:: RECORDS FOR THE EXERCISE ::
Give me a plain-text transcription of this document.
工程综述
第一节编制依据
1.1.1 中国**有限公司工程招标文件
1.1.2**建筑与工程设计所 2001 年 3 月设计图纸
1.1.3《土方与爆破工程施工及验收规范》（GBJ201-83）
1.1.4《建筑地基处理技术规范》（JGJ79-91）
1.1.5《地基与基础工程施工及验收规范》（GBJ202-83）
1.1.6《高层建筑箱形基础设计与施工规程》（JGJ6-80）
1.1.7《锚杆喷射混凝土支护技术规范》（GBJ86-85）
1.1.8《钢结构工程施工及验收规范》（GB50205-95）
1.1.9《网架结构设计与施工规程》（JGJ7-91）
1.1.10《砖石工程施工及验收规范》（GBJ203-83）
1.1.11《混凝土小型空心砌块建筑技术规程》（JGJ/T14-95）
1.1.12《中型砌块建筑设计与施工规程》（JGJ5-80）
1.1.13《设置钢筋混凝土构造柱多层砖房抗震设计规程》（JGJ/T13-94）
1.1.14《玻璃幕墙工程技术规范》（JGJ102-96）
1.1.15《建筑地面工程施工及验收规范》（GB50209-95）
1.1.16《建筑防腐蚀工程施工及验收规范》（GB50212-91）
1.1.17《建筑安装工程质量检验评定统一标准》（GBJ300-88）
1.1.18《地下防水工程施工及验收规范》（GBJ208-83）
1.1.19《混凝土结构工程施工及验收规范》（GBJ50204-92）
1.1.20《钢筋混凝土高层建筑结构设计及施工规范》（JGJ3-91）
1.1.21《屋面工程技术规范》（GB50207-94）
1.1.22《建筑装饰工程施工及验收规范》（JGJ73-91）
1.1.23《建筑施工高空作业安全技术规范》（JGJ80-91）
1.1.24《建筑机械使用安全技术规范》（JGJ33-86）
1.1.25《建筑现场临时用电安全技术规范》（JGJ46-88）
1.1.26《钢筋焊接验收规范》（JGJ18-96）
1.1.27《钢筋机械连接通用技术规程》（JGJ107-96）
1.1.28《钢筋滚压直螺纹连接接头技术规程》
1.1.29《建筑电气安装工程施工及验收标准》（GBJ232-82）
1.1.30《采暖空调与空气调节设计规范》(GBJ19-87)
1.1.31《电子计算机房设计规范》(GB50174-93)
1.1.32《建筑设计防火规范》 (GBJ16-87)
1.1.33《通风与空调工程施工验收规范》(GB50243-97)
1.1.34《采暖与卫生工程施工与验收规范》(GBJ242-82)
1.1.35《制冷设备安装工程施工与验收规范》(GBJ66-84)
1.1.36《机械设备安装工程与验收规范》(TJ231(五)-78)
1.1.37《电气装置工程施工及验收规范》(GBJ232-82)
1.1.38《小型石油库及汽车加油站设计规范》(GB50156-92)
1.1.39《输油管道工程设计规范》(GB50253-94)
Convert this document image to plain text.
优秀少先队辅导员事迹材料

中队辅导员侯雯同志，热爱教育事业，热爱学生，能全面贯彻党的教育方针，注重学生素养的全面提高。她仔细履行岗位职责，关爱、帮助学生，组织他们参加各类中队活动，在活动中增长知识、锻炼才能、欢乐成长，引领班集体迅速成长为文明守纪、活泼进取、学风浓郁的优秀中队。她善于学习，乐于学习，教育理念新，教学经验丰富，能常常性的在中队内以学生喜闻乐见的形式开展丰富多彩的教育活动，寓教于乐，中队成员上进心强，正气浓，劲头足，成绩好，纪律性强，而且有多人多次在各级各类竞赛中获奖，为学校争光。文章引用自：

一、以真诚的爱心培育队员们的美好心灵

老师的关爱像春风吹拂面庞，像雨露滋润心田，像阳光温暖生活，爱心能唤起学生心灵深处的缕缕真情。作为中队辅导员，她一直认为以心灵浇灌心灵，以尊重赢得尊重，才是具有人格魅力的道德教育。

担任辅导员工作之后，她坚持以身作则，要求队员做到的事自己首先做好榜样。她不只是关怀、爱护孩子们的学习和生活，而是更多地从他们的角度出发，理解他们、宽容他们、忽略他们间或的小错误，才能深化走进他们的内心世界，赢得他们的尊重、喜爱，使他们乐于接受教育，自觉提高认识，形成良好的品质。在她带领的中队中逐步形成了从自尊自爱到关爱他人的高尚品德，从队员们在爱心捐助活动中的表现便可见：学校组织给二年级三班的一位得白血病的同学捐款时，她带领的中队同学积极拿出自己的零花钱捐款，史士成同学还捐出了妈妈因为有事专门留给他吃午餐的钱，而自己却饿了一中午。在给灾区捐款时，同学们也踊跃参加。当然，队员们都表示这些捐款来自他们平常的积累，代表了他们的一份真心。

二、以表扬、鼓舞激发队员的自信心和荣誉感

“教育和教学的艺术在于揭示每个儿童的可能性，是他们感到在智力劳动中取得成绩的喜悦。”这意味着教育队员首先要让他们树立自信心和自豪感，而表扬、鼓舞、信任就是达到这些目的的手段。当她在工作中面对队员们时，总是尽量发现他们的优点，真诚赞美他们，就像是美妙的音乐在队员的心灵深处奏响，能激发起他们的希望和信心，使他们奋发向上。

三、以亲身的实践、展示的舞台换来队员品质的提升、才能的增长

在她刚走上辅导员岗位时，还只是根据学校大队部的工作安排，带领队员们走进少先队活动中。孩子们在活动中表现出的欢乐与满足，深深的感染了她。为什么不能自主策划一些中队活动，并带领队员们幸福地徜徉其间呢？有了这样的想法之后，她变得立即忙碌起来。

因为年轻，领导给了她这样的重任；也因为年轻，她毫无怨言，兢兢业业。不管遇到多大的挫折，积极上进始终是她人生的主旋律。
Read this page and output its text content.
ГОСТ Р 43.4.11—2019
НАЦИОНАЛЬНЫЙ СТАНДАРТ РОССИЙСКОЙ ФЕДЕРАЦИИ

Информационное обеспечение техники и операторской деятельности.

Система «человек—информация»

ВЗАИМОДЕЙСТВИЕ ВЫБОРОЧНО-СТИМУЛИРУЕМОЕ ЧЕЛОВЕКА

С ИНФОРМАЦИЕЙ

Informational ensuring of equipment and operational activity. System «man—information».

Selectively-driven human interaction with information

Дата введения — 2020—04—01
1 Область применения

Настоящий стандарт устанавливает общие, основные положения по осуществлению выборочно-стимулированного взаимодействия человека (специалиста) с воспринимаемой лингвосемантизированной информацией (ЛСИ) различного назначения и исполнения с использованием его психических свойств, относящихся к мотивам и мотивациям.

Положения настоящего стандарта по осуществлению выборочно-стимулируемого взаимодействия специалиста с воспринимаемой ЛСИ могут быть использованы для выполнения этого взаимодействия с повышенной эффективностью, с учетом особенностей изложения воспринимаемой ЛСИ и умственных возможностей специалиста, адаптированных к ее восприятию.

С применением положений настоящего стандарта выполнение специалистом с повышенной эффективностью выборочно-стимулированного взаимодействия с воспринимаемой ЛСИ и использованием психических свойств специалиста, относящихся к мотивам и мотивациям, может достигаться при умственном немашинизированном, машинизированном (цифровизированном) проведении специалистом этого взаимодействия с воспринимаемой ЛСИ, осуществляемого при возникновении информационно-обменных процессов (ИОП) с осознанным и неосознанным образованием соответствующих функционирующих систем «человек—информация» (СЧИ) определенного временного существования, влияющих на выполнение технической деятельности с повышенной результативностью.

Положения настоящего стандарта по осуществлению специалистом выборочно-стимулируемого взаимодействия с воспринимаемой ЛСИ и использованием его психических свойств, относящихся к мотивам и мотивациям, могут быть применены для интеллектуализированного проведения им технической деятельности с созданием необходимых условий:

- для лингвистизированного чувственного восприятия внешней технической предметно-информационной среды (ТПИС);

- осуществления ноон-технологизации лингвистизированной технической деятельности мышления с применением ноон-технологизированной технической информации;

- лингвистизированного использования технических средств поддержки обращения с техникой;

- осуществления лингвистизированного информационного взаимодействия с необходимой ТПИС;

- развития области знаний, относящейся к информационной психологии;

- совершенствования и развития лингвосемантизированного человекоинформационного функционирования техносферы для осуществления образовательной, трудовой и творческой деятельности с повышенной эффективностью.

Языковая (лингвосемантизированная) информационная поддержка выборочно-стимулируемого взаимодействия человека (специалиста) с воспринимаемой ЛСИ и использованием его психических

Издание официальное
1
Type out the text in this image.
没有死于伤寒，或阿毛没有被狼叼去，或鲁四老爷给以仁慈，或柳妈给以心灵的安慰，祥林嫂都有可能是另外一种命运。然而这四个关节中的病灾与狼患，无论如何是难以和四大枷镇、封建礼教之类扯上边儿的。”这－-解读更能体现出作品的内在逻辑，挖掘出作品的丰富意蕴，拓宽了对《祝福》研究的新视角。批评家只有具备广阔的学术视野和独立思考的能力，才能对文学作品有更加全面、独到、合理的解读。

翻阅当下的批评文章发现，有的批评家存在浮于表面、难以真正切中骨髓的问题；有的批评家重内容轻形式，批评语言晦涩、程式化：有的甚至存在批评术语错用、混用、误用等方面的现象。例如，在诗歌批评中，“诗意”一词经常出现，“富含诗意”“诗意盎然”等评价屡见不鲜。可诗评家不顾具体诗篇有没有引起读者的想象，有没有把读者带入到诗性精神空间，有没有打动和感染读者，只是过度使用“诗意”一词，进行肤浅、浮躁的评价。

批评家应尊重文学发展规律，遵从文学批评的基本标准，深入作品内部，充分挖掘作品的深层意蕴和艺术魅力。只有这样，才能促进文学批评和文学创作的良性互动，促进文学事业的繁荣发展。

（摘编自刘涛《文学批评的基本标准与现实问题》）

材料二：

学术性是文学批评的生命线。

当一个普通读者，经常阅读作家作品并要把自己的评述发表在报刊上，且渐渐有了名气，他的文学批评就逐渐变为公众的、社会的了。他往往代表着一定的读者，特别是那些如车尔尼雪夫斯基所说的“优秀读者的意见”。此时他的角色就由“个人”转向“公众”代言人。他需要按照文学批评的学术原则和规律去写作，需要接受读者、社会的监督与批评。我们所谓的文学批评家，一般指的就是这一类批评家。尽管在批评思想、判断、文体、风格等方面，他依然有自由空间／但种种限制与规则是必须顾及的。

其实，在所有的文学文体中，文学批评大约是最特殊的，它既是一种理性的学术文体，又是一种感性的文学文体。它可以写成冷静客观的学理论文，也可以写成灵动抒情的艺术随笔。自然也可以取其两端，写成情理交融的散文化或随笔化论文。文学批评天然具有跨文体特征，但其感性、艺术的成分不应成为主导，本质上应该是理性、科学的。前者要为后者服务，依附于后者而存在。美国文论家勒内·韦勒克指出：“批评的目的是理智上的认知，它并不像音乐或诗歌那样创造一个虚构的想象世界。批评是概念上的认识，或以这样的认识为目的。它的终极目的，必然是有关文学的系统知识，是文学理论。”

:: GIVEN INSTRUCTION ::
Pull every line containing "информационной" from the material above.

:: RESULT ::
- для лингвистизированного чувственного восприятия внешней технической предметно-информационной среды (ТПИС);
- развития области знаний, относящейся к информационной психологии;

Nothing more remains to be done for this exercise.